▸ Supplied material

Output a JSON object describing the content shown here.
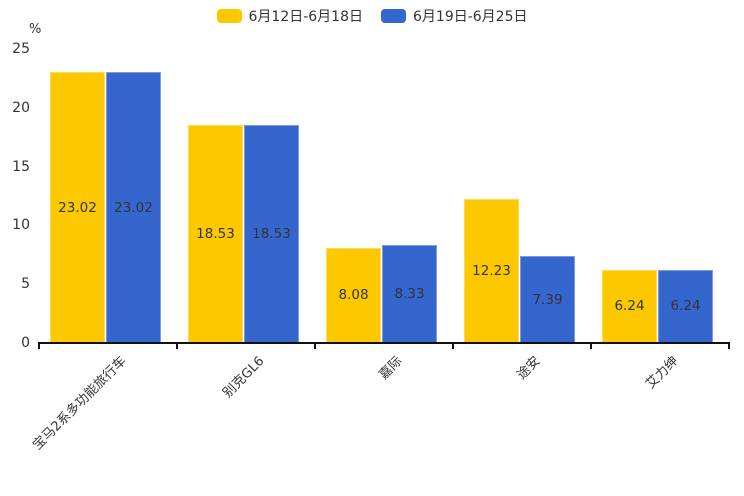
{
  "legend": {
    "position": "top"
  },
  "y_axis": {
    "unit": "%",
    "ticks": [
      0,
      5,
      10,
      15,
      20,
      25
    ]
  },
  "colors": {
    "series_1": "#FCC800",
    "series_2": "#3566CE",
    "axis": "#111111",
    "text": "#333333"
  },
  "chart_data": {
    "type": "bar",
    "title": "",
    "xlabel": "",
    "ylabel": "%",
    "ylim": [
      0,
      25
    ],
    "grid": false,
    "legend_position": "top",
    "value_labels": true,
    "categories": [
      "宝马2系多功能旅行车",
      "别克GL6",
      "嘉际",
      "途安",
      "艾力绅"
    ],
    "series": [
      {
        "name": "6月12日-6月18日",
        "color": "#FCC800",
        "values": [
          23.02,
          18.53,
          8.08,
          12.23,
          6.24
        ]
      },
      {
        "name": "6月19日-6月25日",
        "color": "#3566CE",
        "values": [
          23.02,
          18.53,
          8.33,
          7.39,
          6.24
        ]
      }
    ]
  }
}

▸ Given instruction
Return all of the data exactly as written, and drop the pictures.

▸ Finished task
Output a JSON object describing the content shown here.
{
  "legend": {
    "position": "top"
  },
  "y_axis": {
    "unit": "%",
    "ticks": [
      0,
      5,
      10,
      15,
      20,
      25
    ]
  },
  "colors": {
    "series_1": "#FCC800",
    "series_2": "#3566CE",
    "axis": "#111111",
    "text": "#333333"
  },
  "chart_data": {
    "type": "bar",
    "title": "",
    "xlabel": "",
    "ylabel": "%",
    "ylim": [
      0,
      25
    ],
    "grid": false,
    "legend_position": "top",
    "value_labels": true,
    "categories": [
      "宝马2系多功能旅行车",
      "别克GL6",
      "嘉际",
      "途安",
      "艾力绅"
    ],
    "series": [
      {
        "name": "6月12日-6月18日",
        "color": "#FCC800",
        "values": [
          23.02,
          18.53,
          8.08,
          12.23,
          6.24
        ]
      },
      {
        "name": "6月19日-6月25日",
        "color": "#3566CE",
        "values": [
          23.02,
          18.53,
          8.33,
          7.39,
          6.24
        ]
      }
    ]
  }
}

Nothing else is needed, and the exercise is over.